Dunque, avevamo anticipato, le Sirene, ovvero l’episodio più musicale dell’Ulysses …
Joyce stesso scrisse in una lettera ad Harriet Shaw Weaver che in questo episodio intendeva rappresentare «the seduction of music beyond which Ulysses travels».
Wagner aveva affermato che «tutte le arti aspirano alla musica», mentre Mallarmé aveva argomentato che la musica doveva lavorare utilizzando relazioni già stabilite dalle parole, e Joyce, pur essendo un cantante, si schierò, diciamo, dalla stessa parte. Per lui tutta la musica aspira alla condizione di linguaggio, ed essendo portata a quella condizione nell’episodio delle Sirene, si rivela meno che “suprema”. Dopo aver completato l’episodio, Joyce disse a un amico che la musica non gli interessava più, dal momento che ormai ne aveva «scoperto tutti i trucchi».
La peculiarità dell’episodio delle ‘Sirene’ sta proprio in questo. Joyce imita, evoca, maneggia, diciamo, tutti i manierismi e gli espedienti ritmici con grande umorismo fantastico. Nell’episodio vengono mostrati i Dublinesi che dividono il loro interesse nei confronti della musica vocale tra l’opera della scuola italiana e le ballate popolari.
Il bar dell’Ormond Hotel, da cui entrano ed escono gli attori drammatici, esiste tutt’ora come nel 1904, ma la sala in cui cantava Simon Dedalus e la sala da pranzo da cui Bloom e Richie Goulding ascoltano mentre mangiano, è scomparsa nella ricostruzione attuale.
In questo capitolo, Joyce utilizza ampliamente, com’è s’è detto, la musica da un punto di vista strutturale e stilistico. La tecnica impiegata nel capitolo è stata descritta come una “fuga per canonem” o, in altre parole, una fuga con invariabili congruenti ripetizioni di una tematica, termine che secondo Lawrence Levin, è nato dalla combinazione di due simili eppure distinte forme polifoniche: la fuga e il canone.
L’idea che sta alla base del canone e della fuga è l’imitazione, che consiste nella ripetizione, su una o più̀ voci, o parti strumentali, di un motivo melodico esposto dalla prima voce. Questo procedimento ebbe un enorme sviluppo tra il Quattrocento e il Cinquecento, come nel mottetto Sicut cervus di Pierluigi da Palestrina (1525-1594, per ascoltare cliccare QUI)

################

| Esercizi da svolgere |
A – Nel brano sulle Sirene, chi canta o ascolta nelle sale dell'Ormond Hotel? Elenca tutti i nomi.
B – Duplica, senza cambiare nulla, la parte del brano sulle Sirene che comincia con "L’idea che sta" e finisce con "ascoltare cliccare QUI)".
Le righe che vengono dopo sono materiale a parte, distinto dal brano.

| Materiale fornito |
################

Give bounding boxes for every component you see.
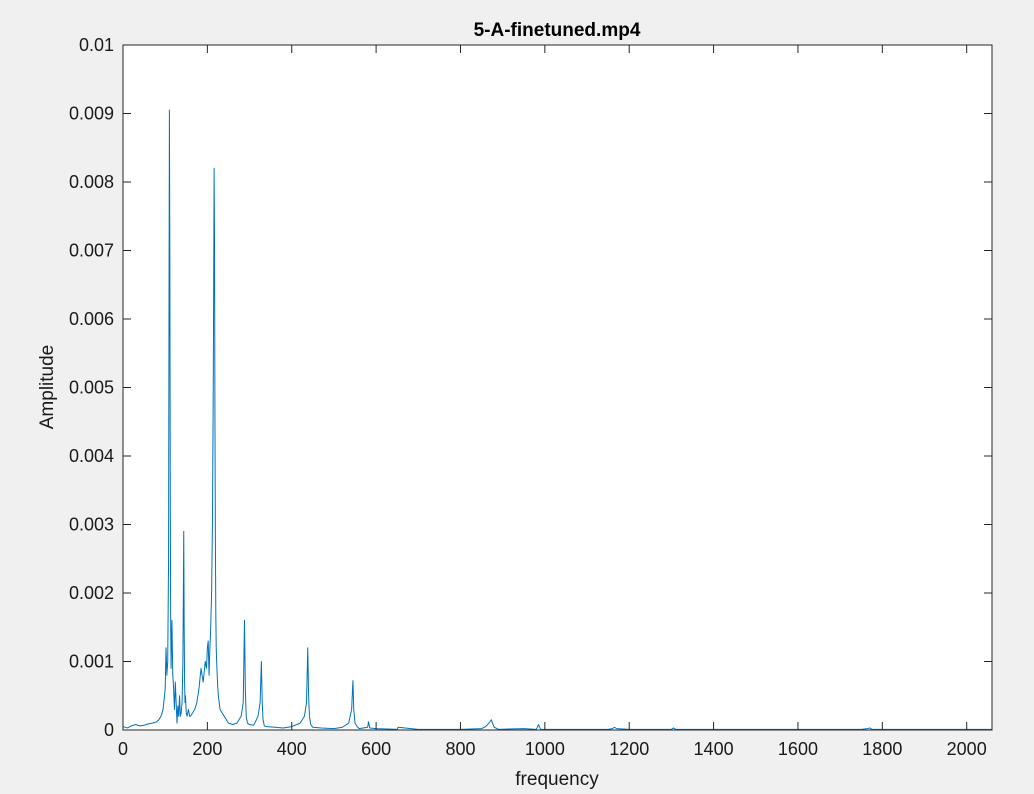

################

| Risposte per esercizio |
A – Simon Dedalus, Bloom, Richie Goulding

B –
L’idea che sta alla base del canone e della fuga è l’imitazione, che consiste nella ripetizione, su una o più̀ voci, o parti strumentali, di un motivo melodico esposto dalla prima voce. Questo procedimento ebbe un enorme sviluppo tra il Quattrocento e il Cinquecento, come nel mottetto Sicut cervus di Pierluigi da Palestrina (1525-1594, per ascoltare cliccare QUI)